** start Data section **
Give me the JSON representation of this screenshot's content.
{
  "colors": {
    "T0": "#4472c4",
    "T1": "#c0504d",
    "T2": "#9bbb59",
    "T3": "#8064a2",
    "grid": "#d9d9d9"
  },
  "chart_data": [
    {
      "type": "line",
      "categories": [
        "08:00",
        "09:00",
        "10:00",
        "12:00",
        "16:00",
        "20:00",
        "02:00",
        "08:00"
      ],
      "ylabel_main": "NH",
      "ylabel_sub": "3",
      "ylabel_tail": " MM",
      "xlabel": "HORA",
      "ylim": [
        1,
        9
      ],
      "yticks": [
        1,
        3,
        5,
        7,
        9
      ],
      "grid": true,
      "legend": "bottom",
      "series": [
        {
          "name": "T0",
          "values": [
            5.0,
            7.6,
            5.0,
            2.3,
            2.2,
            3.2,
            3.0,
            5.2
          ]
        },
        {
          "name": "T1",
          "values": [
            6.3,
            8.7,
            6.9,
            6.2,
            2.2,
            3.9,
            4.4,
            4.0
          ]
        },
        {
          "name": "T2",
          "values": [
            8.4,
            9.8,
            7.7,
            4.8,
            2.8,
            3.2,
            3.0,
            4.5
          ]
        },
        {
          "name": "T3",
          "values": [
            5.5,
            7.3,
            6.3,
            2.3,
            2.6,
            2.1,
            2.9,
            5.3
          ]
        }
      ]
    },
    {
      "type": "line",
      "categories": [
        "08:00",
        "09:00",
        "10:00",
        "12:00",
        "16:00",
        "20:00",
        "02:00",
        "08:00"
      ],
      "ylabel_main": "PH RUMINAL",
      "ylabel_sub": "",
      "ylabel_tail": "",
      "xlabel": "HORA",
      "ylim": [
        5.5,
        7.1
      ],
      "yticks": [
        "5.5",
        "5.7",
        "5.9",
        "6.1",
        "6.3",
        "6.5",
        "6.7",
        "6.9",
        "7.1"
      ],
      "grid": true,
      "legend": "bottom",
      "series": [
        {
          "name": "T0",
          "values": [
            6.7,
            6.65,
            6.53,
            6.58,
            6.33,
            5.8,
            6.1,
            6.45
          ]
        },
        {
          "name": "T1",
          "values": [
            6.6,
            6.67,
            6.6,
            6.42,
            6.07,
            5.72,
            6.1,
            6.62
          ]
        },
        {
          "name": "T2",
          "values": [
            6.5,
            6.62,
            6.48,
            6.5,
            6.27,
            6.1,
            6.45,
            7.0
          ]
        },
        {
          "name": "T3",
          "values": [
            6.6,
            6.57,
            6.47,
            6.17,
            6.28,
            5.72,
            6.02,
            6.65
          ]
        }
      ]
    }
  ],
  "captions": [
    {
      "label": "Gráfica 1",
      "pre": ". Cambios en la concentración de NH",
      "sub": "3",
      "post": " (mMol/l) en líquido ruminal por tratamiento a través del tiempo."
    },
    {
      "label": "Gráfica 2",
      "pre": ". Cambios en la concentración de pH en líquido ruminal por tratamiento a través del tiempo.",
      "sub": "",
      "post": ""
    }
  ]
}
** end Data section **
Task ▸ Output the listing above exactly as it appears.

Response ▸
Give me the JSON representation of this screenshot's content.
{
  "colors": {
    "T0": "#4472c4",
    "T1": "#c0504d",
    "T2": "#9bbb59",
    "T3": "#8064a2",
    "grid": "#d9d9d9"
  },
  "chart_data": [
    {
      "type": "line",
      "categories": [
        "08:00",
        "09:00",
        "10:00",
        "12:00",
        "16:00",
        "20:00",
        "02:00",
        "08:00"
      ],
      "ylabel_main": "NH",
      "ylabel_sub": "3",
      "ylabel_tail": " MM",
      "xlabel": "HORA",
      "ylim": [
        1,
        9
      ],
      "yticks": [
        1,
        3,
        5,
        7,
        9
      ],
      "grid": true,
      "legend": "bottom",
      "series": [
        {
          "name": "T0",
          "values": [
            5.0,
            7.6,
            5.0,
            2.3,
            2.2,
            3.2,
            3.0,
            5.2
          ]
        },
        {
          "name": "T1",
          "values": [
            6.3,
            8.7,
            6.9,
            6.2,
            2.2,
            3.9,
            4.4,
            4.0
          ]
        },
        {
          "name": "T2",
          "values": [
            8.4,
            9.8,
            7.7,
            4.8,
            2.8,
            3.2,
            3.0,
            4.5
          ]
        },
        {
          "name": "T3",
          "values": [
            5.5,
            7.3,
            6.3,
            2.3,
            2.6,
            2.1,
            2.9,
            5.3
          ]
        }
      ]
    },
    {
      "type": "line",
      "categories": [
        "08:00",
        "09:00",
        "10:00",
        "12:00",
        "16:00",
        "20:00",
        "02:00",
        "08:00"
      ],
      "ylabel_main": "PH RUMINAL",
      "ylabel_sub": "",
      "ylabel_tail": "",
      "xlabel": "HORA",
      "ylim": [
        5.5,
        7.1
      ],
      "yticks": [
        "5.5",
        "5.7",
        "5.9",
        "6.1",
        "6.3",
        "6.5",
        "6.7",
        "6.9",
        "7.1"
      ],
      "grid": true,
      "legend": "bottom",
      "series": [
        {
          "name": "T0",
          "values": [
            6.7,
            6.65,
            6.53,
            6.58,
            6.33,
            5.8,
            6.1,
            6.45
          ]
        },
        {
          "name": "T1",
          "values": [
            6.6,
            6.67,
            6.6,
            6.42,
            6.07,
            5.72,
            6.1,
            6.62
          ]
        },
        {
          "name": "T2",
          "values": [
            6.5,
            6.62,
            6.48,
            6.5,
            6.27,
            6.1,
            6.45,
            7.0
          ]
        },
        {
          "name": "T3",
          "values": [
            6.6,
            6.57,
            6.47,
            6.17,
            6.28,
            5.72,
            6.02,
            6.65
          ]
        }
      ]
    }
  ],
  "captions": [
    {
      "label": "Gráfica 1",
      "pre": ". Cambios en la concentración de NH",
      "sub": "3",
      "post": " (mMol/l) en líquido ruminal por tratamiento a través del tiempo."
    },
    {
      "label": "Gráfica 2",
      "pre": ". Cambios en la concentración de pH en líquido ruminal por tratamiento a través del tiempo.",
      "sub": "",
      "post": ""
    }
  ]
}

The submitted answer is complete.